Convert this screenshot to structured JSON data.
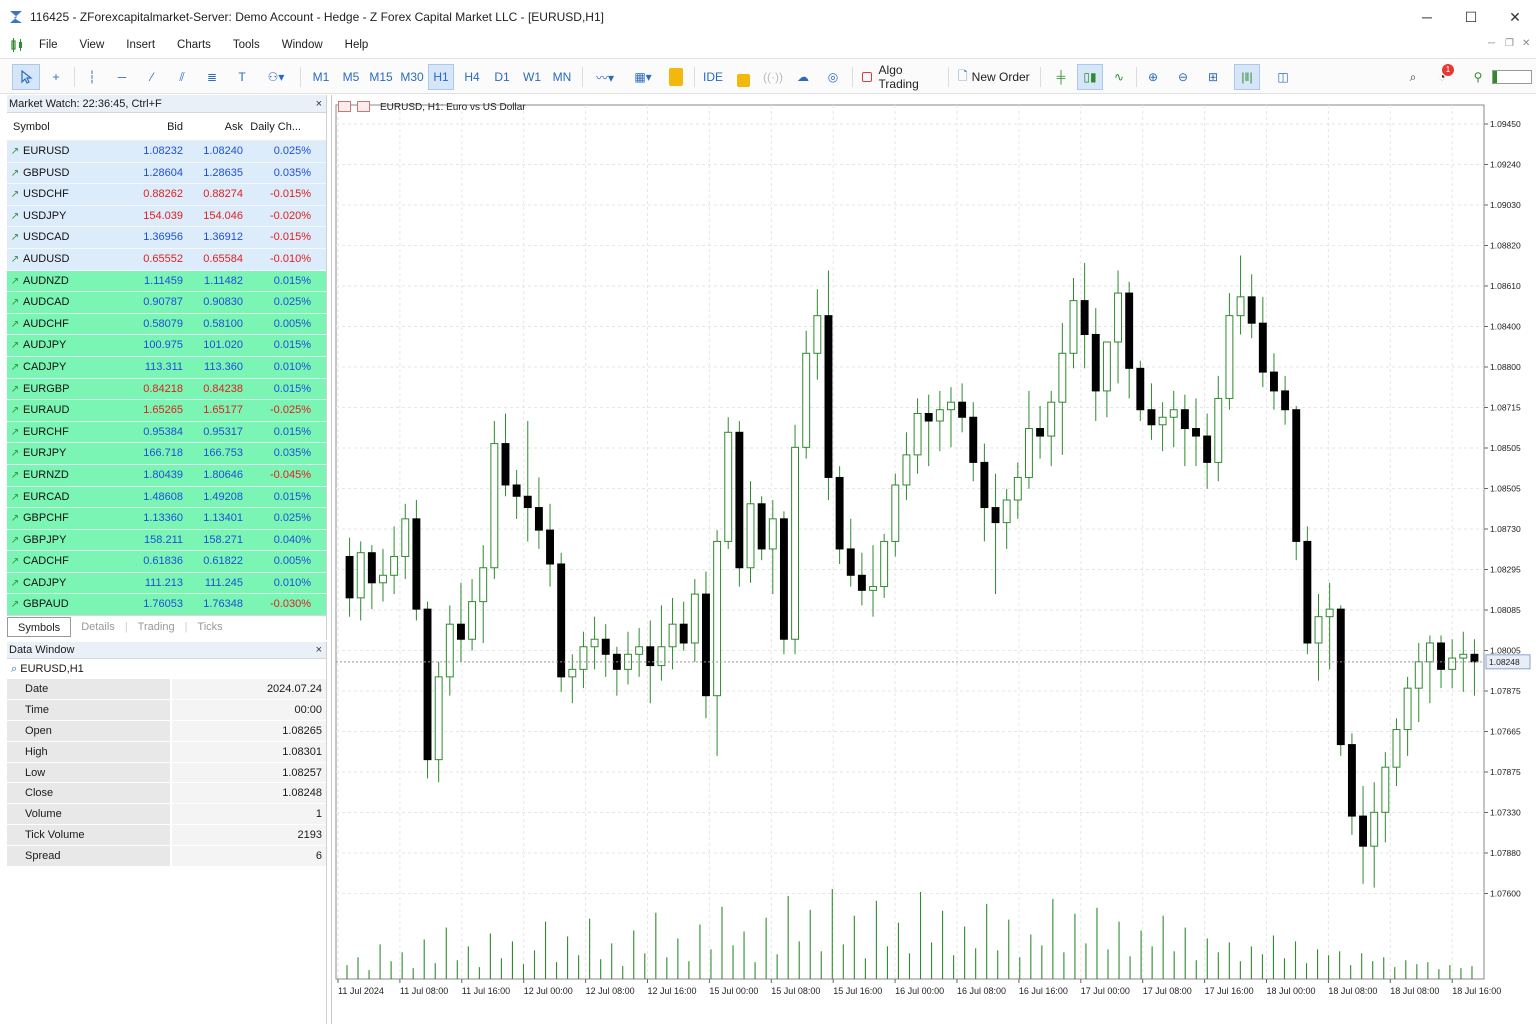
{
  "window": {
    "title": "116425 - ZForexcapitalmarket-Server: Demo Account - Hedge - Z Forex Capital Market LLC - [EURUSD,H1]",
    "minimize_icon": "minimize-icon",
    "maximize_icon": "maximize-icon",
    "close_icon": "close-icon"
  },
  "menu": [
    "File",
    "View",
    "Insert",
    "Charts",
    "Tools",
    "Window",
    "Help"
  ],
  "toolbar": {
    "timeframes": [
      "M1",
      "M5",
      "M15",
      "M30",
      "H1",
      "H4",
      "D1",
      "W1",
      "MN"
    ],
    "active_timeframe": "H1",
    "ide_label": "IDE",
    "algo_trading_label": "Algo Trading",
    "new_order_label": "New Order",
    "notification_count": "1"
  },
  "market_watch": {
    "title": "Market Watch: 22:36:45, Ctrl+F",
    "columns": [
      "Symbol",
      "Bid",
      "Ask",
      "Daily Ch..."
    ],
    "rows": [
      {
        "symbol": "EURUSD",
        "bid": "1.08232",
        "ask": "1.08240",
        "change": "0.025%",
        "bid_color": "blue",
        "change_color": "blue"
      },
      {
        "symbol": "GBPUSD",
        "bid": "1.28604",
        "ask": "1.28635",
        "change": "0.035%",
        "bid_color": "blue",
        "change_color": "blue"
      },
      {
        "symbol": "USDCHF",
        "bid": "0.88262",
        "ask": "0.88274",
        "change": "-0.015%",
        "bid_color": "red",
        "change_color": "red"
      },
      {
        "symbol": "USDJPY",
        "bid": "154.039",
        "ask": "154.046",
        "change": "-0.020%",
        "bid_color": "red",
        "change_color": "red"
      },
      {
        "symbol": "USDCAD",
        "bid": "1.36956",
        "ask": "1.36912",
        "change": "-0.015%",
        "bid_color": "blue",
        "change_color": "red"
      },
      {
        "symbol": "AUDUSD",
        "bid": "0.65552",
        "ask": "0.65584",
        "change": "-0.010%",
        "bid_color": "red",
        "change_color": "red"
      },
      {
        "symbol": "AUDNZD",
        "bid": "1.11459",
        "ask": "1.11482",
        "change": "0.015%",
        "bid_color": "blue",
        "change_color": "blue"
      },
      {
        "symbol": "AUDCAD",
        "bid": "0.90787",
        "ask": "0.90830",
        "change": "0.025%",
        "bid_color": "blue",
        "change_color": "blue"
      },
      {
        "symbol": "AUDCHF",
        "bid": "0.58079",
        "ask": "0.58100",
        "change": "0.005%",
        "bid_color": "blue",
        "change_color": "blue"
      },
      {
        "symbol": "AUDJPY",
        "bid": "100.975",
        "ask": "101.020",
        "change": "0.015%",
        "bid_color": "blue",
        "change_color": "blue"
      },
      {
        "symbol": "CADJPY",
        "bid": "113.311",
        "ask": "113.360",
        "change": "0.010%",
        "bid_color": "blue",
        "change_color": "blue"
      },
      {
        "symbol": "EURGBP",
        "bid": "0.84218",
        "ask": "0.84238",
        "change": "0.015%",
        "bid_color": "red",
        "change_color": "blue"
      },
      {
        "symbol": "EURAUD",
        "bid": "1.65265",
        "ask": "1.65177",
        "change": "-0.025%",
        "bid_color": "red",
        "change_color": "red"
      },
      {
        "symbol": "EURCHF",
        "bid": "0.95384",
        "ask": "0.95317",
        "change": "0.015%",
        "bid_color": "blue",
        "change_color": "blue"
      },
      {
        "symbol": "EURJPY",
        "bid": "166.718",
        "ask": "166.753",
        "change": "0.035%",
        "bid_color": "blue",
        "change_color": "blue"
      },
      {
        "symbol": "EURNZD",
        "bid": "1.80439",
        "ask": "1.80646",
        "change": "-0.045%",
        "bid_color": "blue",
        "change_color": "red"
      },
      {
        "symbol": "EURCAD",
        "bid": "1.48608",
        "ask": "1.49208",
        "change": "0.015%",
        "bid_color": "blue",
        "change_color": "blue"
      },
      {
        "symbol": "GBPCHF",
        "bid": "1.13360",
        "ask": "1.13401",
        "change": "0.025%",
        "bid_color": "blue",
        "change_color": "blue"
      },
      {
        "symbol": "GBPJPY",
        "bid": "158.211",
        "ask": "158.271",
        "change": "0.040%",
        "bid_color": "blue",
        "change_color": "blue"
      },
      {
        "symbol": "CADCHF",
        "bid": "0.61836",
        "ask": "0.61822",
        "change": "0.005%",
        "bid_color": "blue",
        "change_color": "blue"
      },
      {
        "symbol": "CADJPY",
        "bid": "111.213",
        "ask": "111.245",
        "change": "0.010%",
        "bid_color": "blue",
        "change_color": "blue"
      },
      {
        "symbol": "GBPAUD",
        "bid": "1.76053",
        "ask": "1.76348",
        "change": "-0.030%",
        "bid_color": "blue",
        "change_color": "red"
      }
    ],
    "tabs": [
      "Symbols",
      "Details",
      "Trading",
      "Ticks"
    ],
    "active_tab": "Symbols"
  },
  "data_window": {
    "title": "Data Window",
    "symbol": "EURUSD,H1",
    "rows": [
      {
        "key": "Date",
        "value": "2024.07.24"
      },
      {
        "key": "Time",
        "value": "00:00"
      },
      {
        "key": "Open",
        "value": "1.08265"
      },
      {
        "key": "High",
        "value": "1.08301"
      },
      {
        "key": "Low",
        "value": "1.08257"
      },
      {
        "key": "Close",
        "value": "1.08248"
      },
      {
        "key": "Volume",
        "value": "1"
      },
      {
        "key": "Tick Volume",
        "value": "2193"
      },
      {
        "key": "Spread",
        "value": "6"
      }
    ]
  },
  "chart_data": {
    "type": "candlestick",
    "title": "EURUSD, H1:  Euro vs US Dollar",
    "ylim": [
      1.0754,
      1.0952
    ],
    "y_ticks": [
      "1.09450",
      "1.09240",
      "1.09030",
      "1.08820",
      "1.08610",
      "1.08400",
      "1.08800",
      "1.08715",
      "1.08505",
      "1.08505",
      "1.08730",
      "1.08295",
      "1.08085",
      "1.08005",
      "1.07875",
      "1.07665",
      "1.07875",
      "1.07330",
      "1.07880",
      "1.07600"
    ],
    "x_ticks": [
      "11 Jul 2024",
      "11 Jul 08:00",
      "11 Jul 16:00",
      "12 Jul 00:00",
      "12 Jul 08:00",
      "12 Jul 16:00",
      "15 Jul 00:00",
      "15 Jul 08:00",
      "15 Jul 16:00",
      "16 Jul 00:00",
      "16 Jul 08:00",
      "16 Jul 16:00",
      "17 Jul 00:00",
      "17 Jul 08:00",
      "17 Jul 16:00",
      "18 Jul 00:00",
      "18 Jul 08:00",
      "18 Jul 08:00",
      "18 Jul 16:00"
    ],
    "current_price": "1.08248",
    "up_color": "#ffffff",
    "down_color": "#000000",
    "wick_color": "#2e8b2e",
    "volume_color": "#2e8b2e",
    "candles": [
      [
        1.0836,
        1.0841,
        1.082,
        1.0825
      ],
      [
        1.0825,
        1.084,
        1.0819,
        1.0837
      ],
      [
        1.0837,
        1.0839,
        1.0822,
        1.0829
      ],
      [
        1.0829,
        1.0838,
        1.0824,
        1.0831
      ],
      [
        1.0831,
        1.0844,
        1.0826,
        1.0836
      ],
      [
        1.0836,
        1.085,
        1.083,
        1.0846
      ],
      [
        1.0846,
        1.0851,
        1.0819,
        1.0822
      ],
      [
        1.0822,
        1.0824,
        1.0777,
        1.0782
      ],
      [
        1.0782,
        1.0808,
        1.0776,
        1.0804
      ],
      [
        1.0804,
        1.0823,
        1.0799,
        1.0818
      ],
      [
        1.0818,
        1.0829,
        1.0808,
        1.0814
      ],
      [
        1.0814,
        1.083,
        1.0811,
        1.0824
      ],
      [
        1.0824,
        1.0839,
        1.0813,
        1.0833
      ],
      [
        1.0833,
        1.0872,
        1.083,
        1.0866
      ],
      [
        1.0866,
        1.0874,
        1.0852,
        1.0855
      ],
      [
        1.0855,
        1.0859,
        1.0846,
        1.0852
      ],
      [
        1.0852,
        1.0872,
        1.084,
        1.0849
      ],
      [
        1.0849,
        1.0857,
        1.0838,
        1.0843
      ],
      [
        1.0843,
        1.085,
        1.0828,
        1.0834
      ],
      [
        1.0834,
        1.0837,
        1.08,
        1.0804
      ],
      [
        1.0804,
        1.081,
        1.0797,
        1.0806
      ],
      [
        1.0806,
        1.0816,
        1.0801,
        1.0812
      ],
      [
        1.0812,
        1.082,
        1.0806,
        1.0814
      ],
      [
        1.0814,
        1.0818,
        1.0804,
        1.081
      ],
      [
        1.081,
        1.0812,
        1.0799,
        1.0806
      ],
      [
        1.0806,
        1.0816,
        1.0802,
        1.081
      ],
      [
        1.081,
        1.0817,
        1.0804,
        1.0812
      ],
      [
        1.0812,
        1.0819,
        1.0797,
        1.0807
      ],
      [
        1.0807,
        1.0823,
        1.0803,
        1.0812
      ],
      [
        1.0812,
        1.0825,
        1.0806,
        1.0818
      ],
      [
        1.0818,
        1.0824,
        1.0811,
        1.0813
      ],
      [
        1.0813,
        1.083,
        1.0808,
        1.0826
      ],
      [
        1.0826,
        1.0832,
        1.0793,
        1.0799
      ],
      [
        1.0799,
        1.0843,
        1.0783,
        1.084
      ],
      [
        1.084,
        1.0873,
        1.0838,
        1.0869
      ],
      [
        1.0869,
        1.0872,
        1.0828,
        1.0833
      ],
      [
        1.0833,
        1.0856,
        1.0829,
        1.085
      ],
      [
        1.085,
        1.0852,
        1.0835,
        1.0838
      ],
      [
        1.0838,
        1.0851,
        1.0826,
        1.0846
      ],
      [
        1.0846,
        1.0848,
        1.081,
        1.0814
      ],
      [
        1.0814,
        1.0871,
        1.081,
        1.0865
      ],
      [
        1.0865,
        1.0896,
        1.0862,
        1.089
      ],
      [
        1.089,
        1.0907,
        1.0883,
        1.09
      ],
      [
        1.09,
        1.0912,
        1.0851,
        1.0857
      ],
      [
        1.0857,
        1.086,
        1.0834,
        1.0838
      ],
      [
        1.0838,
        1.0846,
        1.0828,
        1.0831
      ],
      [
        1.0831,
        1.0837,
        1.0823,
        1.0827
      ],
      [
        1.0827,
        1.0839,
        1.082,
        1.0828
      ],
      [
        1.0828,
        1.0842,
        1.0825,
        1.084
      ],
      [
        1.084,
        1.0858,
        1.0836,
        1.0855
      ],
      [
        1.0855,
        1.0869,
        1.0851,
        1.0863
      ],
      [
        1.0863,
        1.0878,
        1.0858,
        1.0874
      ],
      [
        1.0874,
        1.0879,
        1.086,
        1.0872
      ],
      [
        1.0872,
        1.088,
        1.0864,
        1.0875
      ],
      [
        1.0875,
        1.0881,
        1.0865,
        1.0877
      ],
      [
        1.0877,
        1.0882,
        1.0869,
        1.0873
      ],
      [
        1.0873,
        1.0877,
        1.0856,
        1.0861
      ],
      [
        1.0861,
        1.0866,
        1.084,
        1.0849
      ],
      [
        1.0849,
        1.0858,
        1.0826,
        1.0845
      ],
      [
        1.0845,
        1.0854,
        1.0838,
        1.0851
      ],
      [
        1.0851,
        1.0861,
        1.0846,
        1.0857
      ],
      [
        1.0857,
        1.088,
        1.0854,
        1.087
      ],
      [
        1.087,
        1.0876,
        1.0862,
        1.0868
      ],
      [
        1.0868,
        1.088,
        1.086,
        1.0877
      ],
      [
        1.0877,
        1.0898,
        1.0863,
        1.089
      ],
      [
        1.089,
        1.091,
        1.0886,
        1.0904
      ],
      [
        1.0904,
        1.0914,
        1.0886,
        1.0895
      ],
      [
        1.0895,
        1.0902,
        1.0872,
        1.088
      ],
      [
        1.088,
        1.0891,
        1.0873,
        1.0893
      ],
      [
        1.0893,
        1.0912,
        1.0882,
        1.0906
      ],
      [
        1.0906,
        1.0909,
        1.0878,
        1.0886
      ],
      [
        1.0886,
        1.0888,
        1.0872,
        1.0875
      ],
      [
        1.0875,
        1.0882,
        1.0867,
        1.0871
      ],
      [
        1.0871,
        1.0877,
        1.0864,
        1.0873
      ],
      [
        1.0873,
        1.088,
        1.0865,
        1.0875
      ],
      [
        1.0875,
        1.0879,
        1.086,
        1.087
      ],
      [
        1.087,
        1.0878,
        1.086,
        1.0868
      ],
      [
        1.0868,
        1.0874,
        1.0854,
        1.0861
      ],
      [
        1.0861,
        1.0884,
        1.0856,
        1.0878
      ],
      [
        1.0878,
        1.0906,
        1.0875,
        1.09
      ],
      [
        1.09,
        1.0916,
        1.0895,
        1.0905
      ],
      [
        1.0905,
        1.0911,
        1.0894,
        1.0898
      ],
      [
        1.0898,
        1.0905,
        1.0881,
        1.0885
      ],
      [
        1.0885,
        1.089,
        1.0875,
        1.088
      ],
      [
        1.088,
        1.0884,
        1.0871,
        1.0875
      ],
      [
        1.0875,
        1.0876,
        1.0835,
        1.084
      ],
      [
        1.084,
        1.0844,
        1.081,
        1.0813
      ],
      [
        1.0813,
        1.0826,
        1.0803,
        1.082
      ],
      [
        1.082,
        1.0829,
        1.0806,
        1.0822
      ],
      [
        1.0822,
        1.0823,
        1.0783,
        1.0786
      ],
      [
        1.0786,
        1.0789,
        1.0762,
        1.0767
      ],
      [
        1.0767,
        1.0775,
        1.0749,
        1.0759
      ],
      [
        1.0759,
        1.0776,
        1.0748,
        1.0768
      ],
      [
        1.0768,
        1.0784,
        1.076,
        1.078
      ],
      [
        1.078,
        1.0793,
        1.0775,
        1.079
      ],
      [
        1.079,
        1.0804,
        1.0783,
        1.0801
      ],
      [
        1.0801,
        1.0813,
        1.0792,
        1.0808
      ],
      [
        1.0808,
        1.0815,
        1.0797,
        1.0813
      ],
      [
        1.0813,
        1.0815,
        1.0801,
        1.0806
      ],
      [
        1.0806,
        1.0814,
        1.0801,
        1.0809
      ],
      [
        1.0809,
        1.0816,
        1.08,
        1.081
      ],
      [
        1.081,
        1.0814,
        1.0799,
        1.0808
      ]
    ],
    "volumes": [
      14,
      22,
      9,
      35,
      18,
      27,
      11,
      40,
      16,
      52,
      19,
      33,
      12,
      46,
      21,
      38,
      15,
      29,
      58,
      17,
      43,
      24,
      61,
      20,
      36,
      13,
      49,
      26,
      67,
      22,
      41,
      18,
      55,
      30,
      73,
      34,
      48,
      17,
      62,
      25,
      84,
      38,
      70,
      28,
      91,
      35,
      64,
      21,
      79,
      33,
      57,
      26,
      88,
      37,
      69,
      24,
      53,
      31,
      76,
      29,
      60,
      22,
      45,
      34,
      81,
      27,
      66,
      36,
      72,
      30,
      58,
      23,
      49,
      33,
      64,
      28,
      52,
      19,
      41,
      27,
      37,
      18,
      33,
      25,
      44,
      21,
      38,
      16,
      30,
      24,
      28,
      14,
      26,
      18,
      22,
      12,
      19,
      15,
      17,
      10,
      14,
      11,
      13
    ]
  }
}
※ ※ ※
TASK DIRECTIONS:
Search the listing for the word "icon" and return each line that holds it.

SOLUTION FOR THIS EXERCISE:
    "minimize_icon": "minimize-icon",
    "maximize_icon": "maximize-icon",
    "close_icon": "close-icon"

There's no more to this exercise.